> _TO BE DONE_
Every line holding the string "dated" should be gathered.

> _STORED DATA_
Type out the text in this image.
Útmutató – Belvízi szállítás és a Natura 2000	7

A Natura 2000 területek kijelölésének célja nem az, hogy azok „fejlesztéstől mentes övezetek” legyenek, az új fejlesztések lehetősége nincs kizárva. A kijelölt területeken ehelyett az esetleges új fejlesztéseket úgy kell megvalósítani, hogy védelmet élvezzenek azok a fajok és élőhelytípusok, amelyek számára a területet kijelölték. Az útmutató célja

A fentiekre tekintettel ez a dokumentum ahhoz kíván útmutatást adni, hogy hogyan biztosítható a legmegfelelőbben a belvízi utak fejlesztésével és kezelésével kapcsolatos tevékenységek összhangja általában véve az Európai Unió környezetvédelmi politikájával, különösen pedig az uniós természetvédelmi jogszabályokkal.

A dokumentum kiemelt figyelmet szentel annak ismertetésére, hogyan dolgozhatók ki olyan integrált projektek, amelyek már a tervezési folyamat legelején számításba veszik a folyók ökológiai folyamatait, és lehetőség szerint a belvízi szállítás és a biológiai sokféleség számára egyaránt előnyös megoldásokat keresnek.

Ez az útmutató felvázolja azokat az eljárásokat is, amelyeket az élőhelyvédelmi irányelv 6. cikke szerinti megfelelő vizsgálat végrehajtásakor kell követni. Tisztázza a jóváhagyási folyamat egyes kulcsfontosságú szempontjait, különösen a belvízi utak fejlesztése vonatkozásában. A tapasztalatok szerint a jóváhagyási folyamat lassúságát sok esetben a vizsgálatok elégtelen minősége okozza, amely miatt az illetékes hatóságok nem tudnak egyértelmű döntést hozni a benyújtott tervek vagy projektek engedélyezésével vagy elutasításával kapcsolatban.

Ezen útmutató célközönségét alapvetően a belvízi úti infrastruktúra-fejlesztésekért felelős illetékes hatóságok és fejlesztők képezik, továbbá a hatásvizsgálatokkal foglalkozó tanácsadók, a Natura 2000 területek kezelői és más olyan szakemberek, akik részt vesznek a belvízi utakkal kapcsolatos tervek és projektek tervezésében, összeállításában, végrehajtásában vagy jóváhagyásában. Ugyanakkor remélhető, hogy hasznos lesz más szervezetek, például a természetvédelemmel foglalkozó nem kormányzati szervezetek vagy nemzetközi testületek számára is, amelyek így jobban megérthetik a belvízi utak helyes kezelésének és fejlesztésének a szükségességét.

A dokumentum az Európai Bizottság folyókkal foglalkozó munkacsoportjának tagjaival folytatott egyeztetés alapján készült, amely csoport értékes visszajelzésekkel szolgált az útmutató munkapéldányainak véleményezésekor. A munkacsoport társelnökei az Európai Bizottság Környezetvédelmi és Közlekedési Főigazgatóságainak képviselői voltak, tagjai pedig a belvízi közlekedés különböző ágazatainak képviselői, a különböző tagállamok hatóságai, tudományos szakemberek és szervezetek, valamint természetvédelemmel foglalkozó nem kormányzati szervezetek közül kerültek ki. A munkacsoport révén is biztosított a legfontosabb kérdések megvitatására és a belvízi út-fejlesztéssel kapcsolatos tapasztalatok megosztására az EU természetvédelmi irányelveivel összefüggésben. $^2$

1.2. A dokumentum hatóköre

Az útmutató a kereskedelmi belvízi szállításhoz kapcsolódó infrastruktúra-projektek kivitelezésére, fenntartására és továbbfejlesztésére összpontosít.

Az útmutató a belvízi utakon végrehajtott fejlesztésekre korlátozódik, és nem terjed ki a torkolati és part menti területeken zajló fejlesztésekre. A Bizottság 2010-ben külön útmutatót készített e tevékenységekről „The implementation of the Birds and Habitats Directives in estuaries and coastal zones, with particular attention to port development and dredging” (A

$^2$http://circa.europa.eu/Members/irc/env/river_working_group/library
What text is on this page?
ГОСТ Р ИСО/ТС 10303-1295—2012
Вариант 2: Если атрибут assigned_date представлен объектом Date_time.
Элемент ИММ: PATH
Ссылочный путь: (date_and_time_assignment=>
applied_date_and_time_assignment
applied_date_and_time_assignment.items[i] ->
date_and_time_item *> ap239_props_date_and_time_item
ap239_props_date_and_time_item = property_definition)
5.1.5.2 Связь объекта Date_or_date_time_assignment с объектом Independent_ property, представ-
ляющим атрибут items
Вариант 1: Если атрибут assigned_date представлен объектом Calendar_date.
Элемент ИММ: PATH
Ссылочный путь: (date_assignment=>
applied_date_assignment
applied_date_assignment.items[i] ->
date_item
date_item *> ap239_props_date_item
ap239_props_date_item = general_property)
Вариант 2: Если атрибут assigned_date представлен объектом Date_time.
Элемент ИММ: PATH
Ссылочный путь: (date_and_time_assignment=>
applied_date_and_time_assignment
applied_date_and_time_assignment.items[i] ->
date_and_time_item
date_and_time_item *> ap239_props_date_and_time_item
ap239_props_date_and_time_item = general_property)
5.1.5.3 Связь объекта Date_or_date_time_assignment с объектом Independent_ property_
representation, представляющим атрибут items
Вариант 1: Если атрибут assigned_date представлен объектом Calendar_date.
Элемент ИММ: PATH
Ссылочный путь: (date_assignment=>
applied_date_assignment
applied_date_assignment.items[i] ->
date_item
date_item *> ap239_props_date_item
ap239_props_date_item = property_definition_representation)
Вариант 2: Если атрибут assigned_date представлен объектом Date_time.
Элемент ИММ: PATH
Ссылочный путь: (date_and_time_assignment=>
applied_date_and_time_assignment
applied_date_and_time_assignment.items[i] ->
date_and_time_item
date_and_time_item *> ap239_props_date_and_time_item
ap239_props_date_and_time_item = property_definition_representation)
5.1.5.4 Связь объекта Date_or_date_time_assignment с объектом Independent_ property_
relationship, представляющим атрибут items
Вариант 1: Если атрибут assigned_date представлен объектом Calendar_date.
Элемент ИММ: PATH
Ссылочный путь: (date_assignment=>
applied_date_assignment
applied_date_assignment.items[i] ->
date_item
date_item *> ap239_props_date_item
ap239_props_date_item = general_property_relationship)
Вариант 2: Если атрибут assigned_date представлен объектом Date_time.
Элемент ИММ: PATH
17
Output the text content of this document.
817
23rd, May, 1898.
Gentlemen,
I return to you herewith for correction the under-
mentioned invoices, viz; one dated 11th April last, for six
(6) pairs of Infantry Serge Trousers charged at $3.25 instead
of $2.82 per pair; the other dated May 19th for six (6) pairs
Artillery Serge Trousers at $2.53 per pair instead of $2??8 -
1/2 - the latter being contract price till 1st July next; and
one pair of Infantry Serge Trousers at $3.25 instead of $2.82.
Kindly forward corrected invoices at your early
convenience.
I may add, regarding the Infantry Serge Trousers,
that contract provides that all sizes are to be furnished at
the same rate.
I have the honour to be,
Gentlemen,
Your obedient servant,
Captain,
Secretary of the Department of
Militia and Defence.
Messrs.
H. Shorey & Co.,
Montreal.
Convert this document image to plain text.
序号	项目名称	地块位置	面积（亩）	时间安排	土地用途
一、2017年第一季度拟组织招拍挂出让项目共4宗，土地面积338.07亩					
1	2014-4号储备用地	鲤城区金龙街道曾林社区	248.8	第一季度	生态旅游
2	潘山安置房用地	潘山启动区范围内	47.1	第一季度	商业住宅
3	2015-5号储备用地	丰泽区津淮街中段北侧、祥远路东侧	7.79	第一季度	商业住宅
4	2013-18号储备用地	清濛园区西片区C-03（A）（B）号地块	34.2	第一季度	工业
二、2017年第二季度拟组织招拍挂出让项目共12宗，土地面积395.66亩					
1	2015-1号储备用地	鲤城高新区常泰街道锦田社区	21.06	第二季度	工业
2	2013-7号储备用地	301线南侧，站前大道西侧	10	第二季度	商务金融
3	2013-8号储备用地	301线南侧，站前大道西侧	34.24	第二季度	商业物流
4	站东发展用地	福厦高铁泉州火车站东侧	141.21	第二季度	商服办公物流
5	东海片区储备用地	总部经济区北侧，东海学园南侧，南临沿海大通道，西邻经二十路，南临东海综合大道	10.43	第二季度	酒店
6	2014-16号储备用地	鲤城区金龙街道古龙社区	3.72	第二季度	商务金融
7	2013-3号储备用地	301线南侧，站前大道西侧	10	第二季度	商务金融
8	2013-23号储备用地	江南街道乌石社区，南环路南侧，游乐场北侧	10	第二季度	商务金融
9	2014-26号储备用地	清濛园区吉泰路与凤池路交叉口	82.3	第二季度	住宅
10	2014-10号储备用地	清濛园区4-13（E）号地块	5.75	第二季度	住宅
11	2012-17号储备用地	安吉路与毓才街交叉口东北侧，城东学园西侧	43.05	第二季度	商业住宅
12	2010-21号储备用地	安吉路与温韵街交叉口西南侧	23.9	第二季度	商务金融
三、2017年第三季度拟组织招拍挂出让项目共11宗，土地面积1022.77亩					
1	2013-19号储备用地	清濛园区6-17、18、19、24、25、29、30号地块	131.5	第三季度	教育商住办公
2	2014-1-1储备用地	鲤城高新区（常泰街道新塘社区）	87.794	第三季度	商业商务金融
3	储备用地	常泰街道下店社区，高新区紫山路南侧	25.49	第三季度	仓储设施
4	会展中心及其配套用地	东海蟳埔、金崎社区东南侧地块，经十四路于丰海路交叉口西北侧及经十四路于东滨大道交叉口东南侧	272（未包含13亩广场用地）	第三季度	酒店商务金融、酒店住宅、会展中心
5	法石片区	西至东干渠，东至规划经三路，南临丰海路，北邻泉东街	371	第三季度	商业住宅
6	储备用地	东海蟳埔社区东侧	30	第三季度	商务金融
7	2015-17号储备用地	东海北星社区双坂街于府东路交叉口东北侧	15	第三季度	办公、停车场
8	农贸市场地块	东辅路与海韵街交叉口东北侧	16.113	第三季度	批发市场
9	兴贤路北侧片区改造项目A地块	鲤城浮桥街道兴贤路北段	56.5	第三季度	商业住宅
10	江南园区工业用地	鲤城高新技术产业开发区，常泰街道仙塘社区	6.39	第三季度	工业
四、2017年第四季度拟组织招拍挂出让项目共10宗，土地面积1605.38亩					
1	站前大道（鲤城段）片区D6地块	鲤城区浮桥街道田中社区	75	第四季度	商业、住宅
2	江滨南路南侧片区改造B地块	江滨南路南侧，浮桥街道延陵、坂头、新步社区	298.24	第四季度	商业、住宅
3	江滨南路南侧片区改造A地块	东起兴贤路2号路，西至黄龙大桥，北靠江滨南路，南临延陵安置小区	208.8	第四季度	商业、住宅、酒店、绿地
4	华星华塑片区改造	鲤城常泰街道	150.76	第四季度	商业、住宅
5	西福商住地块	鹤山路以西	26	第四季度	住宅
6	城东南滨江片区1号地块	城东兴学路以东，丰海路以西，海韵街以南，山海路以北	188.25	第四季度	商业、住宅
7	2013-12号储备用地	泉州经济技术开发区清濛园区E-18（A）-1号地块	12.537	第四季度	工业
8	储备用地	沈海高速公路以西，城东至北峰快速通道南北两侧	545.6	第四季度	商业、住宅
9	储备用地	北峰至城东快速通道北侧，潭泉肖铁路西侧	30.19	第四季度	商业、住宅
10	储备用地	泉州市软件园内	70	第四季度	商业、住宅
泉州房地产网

> _ANSWER TO THE PROBLEM_
mentioned invoices, viz; one dated 11th April last, for six
of $2.82 per pair; the other dated May 19th for six (6) pairs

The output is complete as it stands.